▶ **Records supplied**

§

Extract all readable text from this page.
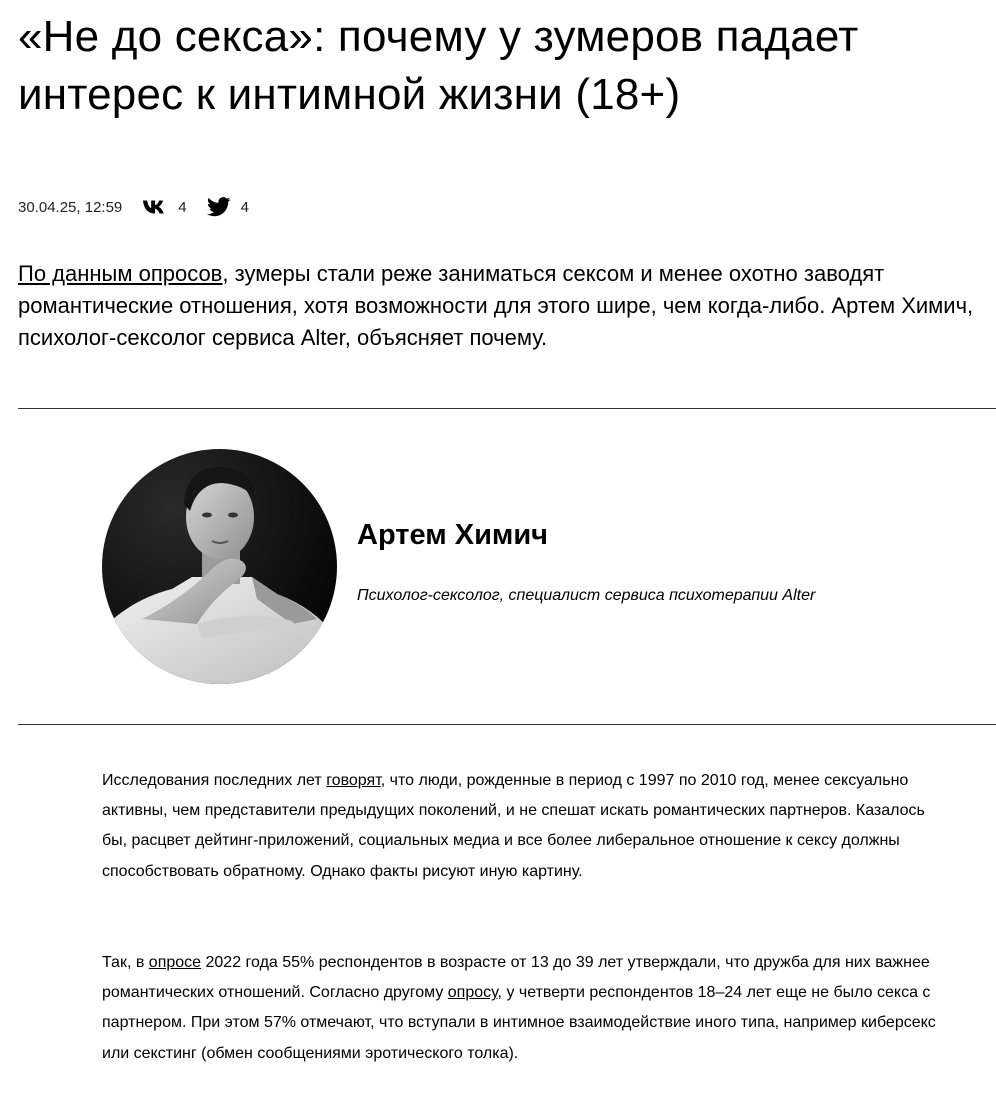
«Не до секса»: почему у зумеров падает интерес к интимной жизни (18+)
30.04.25, 12:59	4	4

По данным опросов, зумеры стали реже заниматься сексом и менее охотно заводят романтические отношения, хотя возможности для этого шире, чем когда-либо. Артем Химич, психолог-сексолог сервиса Alter, объясняет почему.

Артем Химич
Психолог-сексолог, специалист сервиса психотерапии Alter

Исследования последних лет говорят, что люди, рожденные в период с 1997 по 2010 год, менее сексуально активны, чем представители предыдущих поколений, и не спешат искать романтических партнеров. Казалось бы, расцвет дейтинг-приложений, социальных медиа и все более либеральное отношение к сексу должны способствовать обратному. Однако факты рисуют иную картину.

Так, в опросе 2022 года 55% респондентов в возрасте от 13 до 39 лет утверждали, что дружба для них важнее романтических отношений. Согласно другому опросу, у четверти респондентов 18–24 лет еще не было секса с партнером. При этом 57% отмечают, что вступали в интимное взаимодействие иного типа, например киберсекс или секстинг (обмен сообщениями эротического толка).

§

▶ **Goal**
Write the entries above out again exactly, but not the pictures.

▶ **Response**
Extract all readable text from this page.
«Не до секса»: почему у зумеров падает интерес к интимной жизни (18+)
30.04.25, 12:59	4	4

По данным опросов, зумеры стали реже заниматься сексом и менее охотно заводят романтические отношения, хотя возможности для этого шире, чем когда-либо. Артем Химич, психолог-сексолог сервиса Alter, объясняет почему.

Артем Химич
Психолог-сексолог, специалист сервиса психотерапии Alter

Исследования последних лет говорят, что люди, рожденные в период с 1997 по 2010 год, менее сексуально активны, чем представители предыдущих поколений, и не спешат искать романтических партнеров. Казалось бы, расцвет дейтинг-приложений, социальных медиа и все более либеральное отношение к сексу должны способствовать обратному. Однако факты рисуют иную картину.

Так, в опросе 2022 года 55% респондентов в возрасте от 13 до 39 лет утверждали, что дружба для них важнее романтических отношений. Согласно другому опросу, у четверти респондентов 18–24 лет еще не было секса с партнером. При этом 57% отмечают, что вступали в интимное взаимодействие иного типа, например киберсекс или секстинг (обмен сообщениями эротического толка).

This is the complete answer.